Task brief - Return every line below as is, leaving out the pictures.

(Items from a dataset)
· · · · ·
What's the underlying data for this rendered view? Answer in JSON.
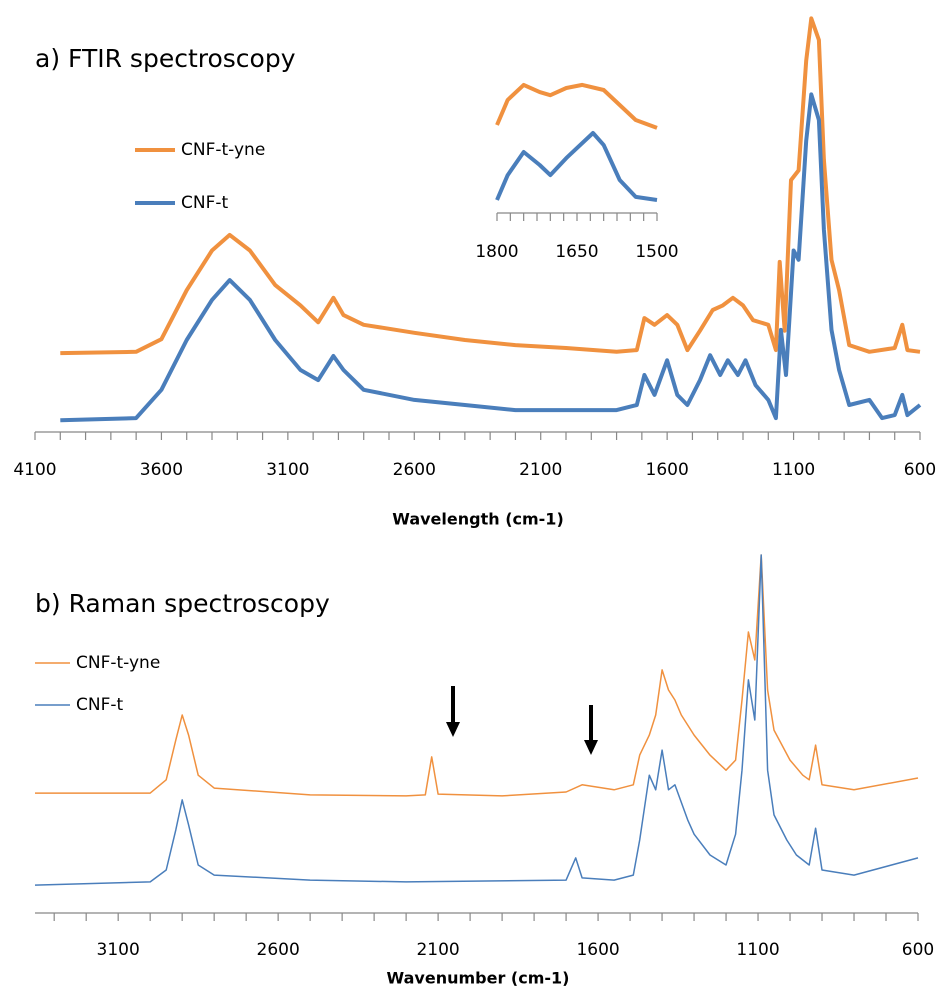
{
  "chart_data": [
    {
      "type": "line",
      "title": "a) FTIR spectroscopy",
      "xlabel": "Wavelength (cm-1)",
      "xlim": [
        4100,
        600
      ],
      "xticks": [
        4100,
        3600,
        3100,
        2600,
        2100,
        1600,
        1100,
        600
      ],
      "minor_xticks": [
        4000,
        3900,
        3800,
        3700,
        3500,
        3400,
        3300,
        3200,
        3000,
        2900,
        2800,
        2700,
        2500,
        2400,
        2300,
        2200,
        2000,
        1900,
        1800,
        1700,
        1500,
        1400,
        1300,
        1200,
        1000,
        900,
        800,
        700
      ],
      "ylim": [
        0,
        100
      ],
      "legend": "upper left",
      "series": [
        {
          "name": "CNF-t-yne",
          "color": "#f0913f",
          "x": [
            4000,
            3700,
            3600,
            3500,
            3400,
            3330,
            3250,
            3150,
            3050,
            2980,
            2920,
            2880,
            2800,
            2600,
            2400,
            2200,
            2000,
            1800,
            1720,
            1690,
            1650,
            1600,
            1560,
            1520,
            1470,
            1420,
            1380,
            1340,
            1300,
            1260,
            1200,
            1170,
            1155,
            1135,
            1110,
            1080,
            1050,
            1030,
            1000,
            980,
            950,
            920,
            880,
            800,
            700,
            670,
            650,
            600
          ],
          "values": [
            18.7,
            19,
            22,
            33.6,
            43,
            46.7,
            43,
            34.8,
            30,
            26,
            31.8,
            27.7,
            25.4,
            23.5,
            21.8,
            20.6,
            19.9,
            19,
            19.4,
            27,
            25.4,
            27.7,
            25.4,
            19.4,
            24,
            28.9,
            30,
            31.8,
            30,
            26.5,
            25.4,
            19.4,
            40.3,
            24,
            59.7,
            62,
            88,
            98,
            92.9,
            64.5,
            40.8,
            33.6,
            20.6,
            19,
            19.9,
            25.4,
            19.4,
            19
          ]
        },
        {
          "name": "CNF-t",
          "color": "#4a7ebb",
          "x": [
            4000,
            3700,
            3600,
            3500,
            3400,
            3330,
            3250,
            3150,
            3050,
            2980,
            2920,
            2880,
            2800,
            2600,
            2400,
            2200,
            1800,
            1720,
            1690,
            1650,
            1600,
            1560,
            1520,
            1470,
            1430,
            1390,
            1360,
            1320,
            1290,
            1250,
            1200,
            1170,
            1150,
            1130,
            1100,
            1080,
            1050,
            1030,
            1000,
            980,
            950,
            920,
            880,
            800,
            750,
            700,
            670,
            650,
            600
          ],
          "values": [
            2.8,
            3.3,
            10,
            21.8,
            31.3,
            36,
            31.3,
            21.8,
            14.7,
            12.3,
            18,
            14.7,
            10,
            7.6,
            6.4,
            5.2,
            5.2,
            6.4,
            13.5,
            8.8,
            17,
            8.8,
            6.4,
            12.3,
            18.2,
            13.5,
            17,
            13.5,
            17,
            11.1,
            7.6,
            3.3,
            24.2,
            13.5,
            43,
            40.8,
            69,
            80,
            73.9,
            47.9,
            24.2,
            14.7,
            6.4,
            7.6,
            3.3,
            4,
            8.8,
            4,
            6.4
          ]
        }
      ]
    },
    {
      "type": "line",
      "xlim": [
        1800,
        1500
      ],
      "xticks": [
        1800,
        1650,
        1500
      ],
      "minor_xticks": [
        1775,
        1750,
        1725,
        1700,
        1675,
        1625,
        1600,
        1575,
        1550,
        1525
      ],
      "ylim": [
        0,
        100
      ],
      "series": [
        {
          "color": "#f0913f",
          "x": [
            1800,
            1780,
            1750,
            1720,
            1700,
            1670,
            1640,
            1600,
            1570,
            1540,
            1500
          ],
          "values": [
            57.5,
            73.9,
            83.7,
            79,
            77,
            81.7,
            83.7,
            80.4,
            70.6,
            60.8,
            55.6
          ]
        },
        {
          "color": "#4a7ebb",
          "x": [
            1800,
            1780,
            1750,
            1720,
            1700,
            1670,
            1620,
            1600,
            1570,
            1540,
            1500
          ],
          "values": [
            8.5,
            24.8,
            39.9,
            31.4,
            24.8,
            35.9,
            52.3,
            44.4,
            21.6,
            10.5,
            8.5
          ]
        }
      ]
    },
    {
      "type": "line",
      "title": "b) Raman spectroscopy",
      "xlabel": "Wavenumber (cm-1)",
      "xlim": [
        3360,
        600
      ],
      "xticks": [
        3100,
        2600,
        2100,
        1600,
        1100,
        600
      ],
      "minor_xticks": [
        3300,
        3200,
        3000,
        2900,
        2800,
        2700,
        2500,
        2400,
        2300,
        2200,
        2000,
        1900,
        1800,
        1700,
        1500,
        1400,
        1300,
        1200,
        1000,
        900,
        800,
        700
      ],
      "ylim": [
        0,
        100
      ],
      "legend": "upper left",
      "series": [
        {
          "name": "CNF-t-yne",
          "color": "#f0913f",
          "x": [
            3360,
            3000,
            2950,
            2920,
            2900,
            2880,
            2850,
            2800,
            2500,
            2200,
            2140,
            2120,
            2100,
            1900,
            1700,
            1650,
            1550,
            1490,
            1470,
            1440,
            1420,
            1400,
            1380,
            1360,
            1340,
            1300,
            1250,
            1200,
            1170,
            1150,
            1130,
            1110,
            1090,
            1070,
            1050,
            1000,
            960,
            940,
            920,
            900,
            800,
            600
          ],
          "values": [
            33.5,
            33.5,
            37.2,
            48.3,
            55.3,
            49.7,
            38.5,
            34.9,
            33,
            32.7,
            33,
            43.6,
            33.2,
            32.7,
            33.8,
            35.8,
            34.4,
            35.8,
            44.1,
            49.7,
            55.3,
            67.9,
            62.3,
            59.5,
            55.3,
            49.7,
            44.1,
            39.9,
            42.7,
            59.5,
            78.5,
            70.7,
            100,
            62.3,
            51.1,
            42.7,
            38.5,
            37.2,
            46.9,
            35.8,
            34.4,
            37.7
          ]
        },
        {
          "name": "CNF-t",
          "color": "#4a7ebb",
          "x": [
            3360,
            3000,
            2950,
            2920,
            2900,
            2880,
            2850,
            2800,
            2500,
            2200,
            1700,
            1670,
            1650,
            1550,
            1490,
            1470,
            1440,
            1420,
            1400,
            1380,
            1360,
            1320,
            1300,
            1250,
            1200,
            1170,
            1150,
            1130,
            1110,
            1090,
            1070,
            1050,
            1010,
            980,
            940,
            920,
            900,
            800,
            600
          ],
          "values": [
            7.8,
            8.7,
            12,
            23.2,
            31.6,
            24.6,
            13.4,
            10.6,
            9.2,
            8.7,
            9.2,
            15.4,
            9.8,
            9.2,
            10.6,
            20.4,
            38.5,
            34.4,
            45.5,
            34.4,
            35.8,
            26,
            22,
            16.2,
            13.4,
            22,
            39.9,
            65.1,
            53.9,
            100,
            39.9,
            27.4,
            20.4,
            16.2,
            13.4,
            23.7,
            12,
            10.6,
            15.4
          ]
        }
      ]
    }
  ]
}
· · · · ·
Task answer -
What's the underlying data for this rendered view? Answer in JSON.
{
  "chart_data": [
    {
      "type": "line",
      "title": "a) FTIR spectroscopy",
      "xlabel": "Wavelength (cm-1)",
      "xlim": [
        4100,
        600
      ],
      "xticks": [
        4100,
        3600,
        3100,
        2600,
        2100,
        1600,
        1100,
        600
      ],
      "minor_xticks": [
        4000,
        3900,
        3800,
        3700,
        3500,
        3400,
        3300,
        3200,
        3000,
        2900,
        2800,
        2700,
        2500,
        2400,
        2300,
        2200,
        2000,
        1900,
        1800,
        1700,
        1500,
        1400,
        1300,
        1200,
        1000,
        900,
        800,
        700
      ],
      "ylim": [
        0,
        100
      ],
      "legend": "upper left",
      "series": [
        {
          "name": "CNF-t-yne",
          "color": "#f0913f",
          "x": [
            4000,
            3700,
            3600,
            3500,
            3400,
            3330,
            3250,
            3150,
            3050,
            2980,
            2920,
            2880,
            2800,
            2600,
            2400,
            2200,
            2000,
            1800,
            1720,
            1690,
            1650,
            1600,
            1560,
            1520,
            1470,
            1420,
            1380,
            1340,
            1300,
            1260,
            1200,
            1170,
            1155,
            1135,
            1110,
            1080,
            1050,
            1030,
            1000,
            980,
            950,
            920,
            880,
            800,
            700,
            670,
            650,
            600
          ],
          "values": [
            18.7,
            19,
            22,
            33.6,
            43,
            46.7,
            43,
            34.8,
            30,
            26,
            31.8,
            27.7,
            25.4,
            23.5,
            21.8,
            20.6,
            19.9,
            19,
            19.4,
            27,
            25.4,
            27.7,
            25.4,
            19.4,
            24,
            28.9,
            30,
            31.8,
            30,
            26.5,
            25.4,
            19.4,
            40.3,
            24,
            59.7,
            62,
            88,
            98,
            92.9,
            64.5,
            40.8,
            33.6,
            20.6,
            19,
            19.9,
            25.4,
            19.4,
            19
          ]
        },
        {
          "name": "CNF-t",
          "color": "#4a7ebb",
          "x": [
            4000,
            3700,
            3600,
            3500,
            3400,
            3330,
            3250,
            3150,
            3050,
            2980,
            2920,
            2880,
            2800,
            2600,
            2400,
            2200,
            1800,
            1720,
            1690,
            1650,
            1600,
            1560,
            1520,
            1470,
            1430,
            1390,
            1360,
            1320,
            1290,
            1250,
            1200,
            1170,
            1150,
            1130,
            1100,
            1080,
            1050,
            1030,
            1000,
            980,
            950,
            920,
            880,
            800,
            750,
            700,
            670,
            650,
            600
          ],
          "values": [
            2.8,
            3.3,
            10,
            21.8,
            31.3,
            36,
            31.3,
            21.8,
            14.7,
            12.3,
            18,
            14.7,
            10,
            7.6,
            6.4,
            5.2,
            5.2,
            6.4,
            13.5,
            8.8,
            17,
            8.8,
            6.4,
            12.3,
            18.2,
            13.5,
            17,
            13.5,
            17,
            11.1,
            7.6,
            3.3,
            24.2,
            13.5,
            43,
            40.8,
            69,
            80,
            73.9,
            47.9,
            24.2,
            14.7,
            6.4,
            7.6,
            3.3,
            4,
            8.8,
            4,
            6.4
          ]
        }
      ]
    },
    {
      "type": "line",
      "xlim": [
        1800,
        1500
      ],
      "xticks": [
        1800,
        1650,
        1500
      ],
      "minor_xticks": [
        1775,
        1750,
        1725,
        1700,
        1675,
        1625,
        1600,
        1575,
        1550,
        1525
      ],
      "ylim": [
        0,
        100
      ],
      "series": [
        {
          "color": "#f0913f",
          "x": [
            1800,
            1780,
            1750,
            1720,
            1700,
            1670,
            1640,
            1600,
            1570,
            1540,
            1500
          ],
          "values": [
            57.5,
            73.9,
            83.7,
            79,
            77,
            81.7,
            83.7,
            80.4,
            70.6,
            60.8,
            55.6
          ]
        },
        {
          "color": "#4a7ebb",
          "x": [
            1800,
            1780,
            1750,
            1720,
            1700,
            1670,
            1620,
            1600,
            1570,
            1540,
            1500
          ],
          "values": [
            8.5,
            24.8,
            39.9,
            31.4,
            24.8,
            35.9,
            52.3,
            44.4,
            21.6,
            10.5,
            8.5
          ]
        }
      ]
    },
    {
      "type": "line",
      "title": "b) Raman spectroscopy",
      "xlabel": "Wavenumber (cm-1)",
      "xlim": [
        3360,
        600
      ],
      "xticks": [
        3100,
        2600,
        2100,
        1600,
        1100,
        600
      ],
      "minor_xticks": [
        3300,
        3200,
        3000,
        2900,
        2800,
        2700,
        2500,
        2400,
        2300,
        2200,
        2000,
        1900,
        1800,
        1700,
        1500,
        1400,
        1300,
        1200,
        1000,
        900,
        800,
        700
      ],
      "ylim": [
        0,
        100
      ],
      "legend": "upper left",
      "series": [
        {
          "name": "CNF-t-yne",
          "color": "#f0913f",
          "x": [
            3360,
            3000,
            2950,
            2920,
            2900,
            2880,
            2850,
            2800,
            2500,
            2200,
            2140,
            2120,
            2100,
            1900,
            1700,
            1650,
            1550,
            1490,
            1470,
            1440,
            1420,
            1400,
            1380,
            1360,
            1340,
            1300,
            1250,
            1200,
            1170,
            1150,
            1130,
            1110,
            1090,
            1070,
            1050,
            1000,
            960,
            940,
            920,
            900,
            800,
            600
          ],
          "values": [
            33.5,
            33.5,
            37.2,
            48.3,
            55.3,
            49.7,
            38.5,
            34.9,
            33,
            32.7,
            33,
            43.6,
            33.2,
            32.7,
            33.8,
            35.8,
            34.4,
            35.8,
            44.1,
            49.7,
            55.3,
            67.9,
            62.3,
            59.5,
            55.3,
            49.7,
            44.1,
            39.9,
            42.7,
            59.5,
            78.5,
            70.7,
            100,
            62.3,
            51.1,
            42.7,
            38.5,
            37.2,
            46.9,
            35.8,
            34.4,
            37.7
          ]
        },
        {
          "name": "CNF-t",
          "color": "#4a7ebb",
          "x": [
            3360,
            3000,
            2950,
            2920,
            2900,
            2880,
            2850,
            2800,
            2500,
            2200,
            1700,
            1670,
            1650,
            1550,
            1490,
            1470,
            1440,
            1420,
            1400,
            1380,
            1360,
            1320,
            1300,
            1250,
            1200,
            1170,
            1150,
            1130,
            1110,
            1090,
            1070,
            1050,
            1010,
            980,
            940,
            920,
            900,
            800,
            600
          ],
          "values": [
            7.8,
            8.7,
            12,
            23.2,
            31.6,
            24.6,
            13.4,
            10.6,
            9.2,
            8.7,
            9.2,
            15.4,
            9.8,
            9.2,
            10.6,
            20.4,
            38.5,
            34.4,
            45.5,
            34.4,
            35.8,
            26,
            22,
            16.2,
            13.4,
            22,
            39.9,
            65.1,
            53.9,
            100,
            39.9,
            27.4,
            20.4,
            16.2,
            13.4,
            23.7,
            12,
            10.6,
            15.4
          ]
        }
      ]
    }
  ]
}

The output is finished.